→ Aim of the exercise:
In your copy, leave out the pictures and repeat the entries below exactly.

━━━━━━━━━━━━━━━━━━━━

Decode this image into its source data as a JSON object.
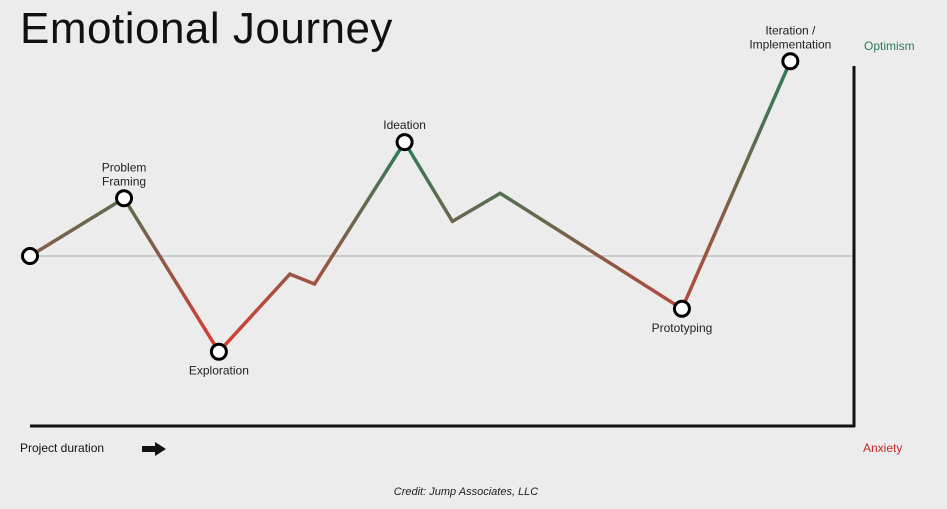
{
  "title": "Emotional Journey",
  "credit": "Credit: Jump Associates, LLC",
  "colors": {
    "optimism": "#2e7d57",
    "anxiety": "#e53935",
    "neutral_line": "#aaaaaa"
  },
  "chart_data": {
    "type": "line",
    "title": "Emotional Journey",
    "xlabel": "Project duration",
    "y_top_label": "Optimism",
    "y_bottom_label": "Anxiety",
    "ylim": [
      -1,
      1
    ],
    "baseline": 0,
    "points": [
      {
        "x": 0,
        "y": 0.0,
        "label": "",
        "marker": true
      },
      {
        "x": 0.118,
        "y": 0.35,
        "label": "Problem\nFraming",
        "marker": true
      },
      {
        "x": 0.237,
        "y": -0.58,
        "label": "Exploration",
        "marker": true
      },
      {
        "x": 0.326,
        "y": -0.11,
        "label": "",
        "marker": false
      },
      {
        "x": 0.357,
        "y": -0.17,
        "label": "",
        "marker": false
      },
      {
        "x": 0.47,
        "y": 0.69,
        "label": "Ideation",
        "marker": true
      },
      {
        "x": 0.53,
        "y": 0.21,
        "label": "",
        "marker": false
      },
      {
        "x": 0.59,
        "y": 0.38,
        "label": "",
        "marker": false
      },
      {
        "x": 0.818,
        "y": -0.32,
        "label": "Prototyping",
        "marker": true
      },
      {
        "x": 0.954,
        "y": 1.18,
        "label": "Iteration /\nImplementation",
        "marker": true
      }
    ]
  }
}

━━━━━━━━━━━━━━━━━━━━

→ Problem solution:
Decode this image into its source data as a JSON object.
{
  "title": "Emotional Journey",
  "credit": "Credit: Jump Associates, LLC",
  "colors": {
    "optimism": "#2e7d57",
    "anxiety": "#e53935",
    "neutral_line": "#aaaaaa"
  },
  "chart_data": {
    "type": "line",
    "title": "Emotional Journey",
    "xlabel": "Project duration",
    "y_top_label": "Optimism",
    "y_bottom_label": "Anxiety",
    "ylim": [
      -1,
      1
    ],
    "baseline": 0,
    "points": [
      {
        "x": 0,
        "y": 0.0,
        "label": "",
        "marker": true
      },
      {
        "x": 0.118,
        "y": 0.35,
        "label": "Problem\nFraming",
        "marker": true
      },
      {
        "x": 0.237,
        "y": -0.58,
        "label": "Exploration",
        "marker": true
      },
      {
        "x": 0.326,
        "y": -0.11,
        "label": "",
        "marker": false
      },
      {
        "x": 0.357,
        "y": -0.17,
        "label": "",
        "marker": false
      },
      {
        "x": 0.47,
        "y": 0.69,
        "label": "Ideation",
        "marker": true
      },
      {
        "x": 0.53,
        "y": 0.21,
        "label": "",
        "marker": false
      },
      {
        "x": 0.59,
        "y": 0.38,
        "label": "",
        "marker": false
      },
      {
        "x": 0.818,
        "y": -0.32,
        "label": "Prototyping",
        "marker": true
      },
      {
        "x": 0.954,
        "y": 1.18,
        "label": "Iteration /\nImplementation",
        "marker": true
      }
    ]
  }
}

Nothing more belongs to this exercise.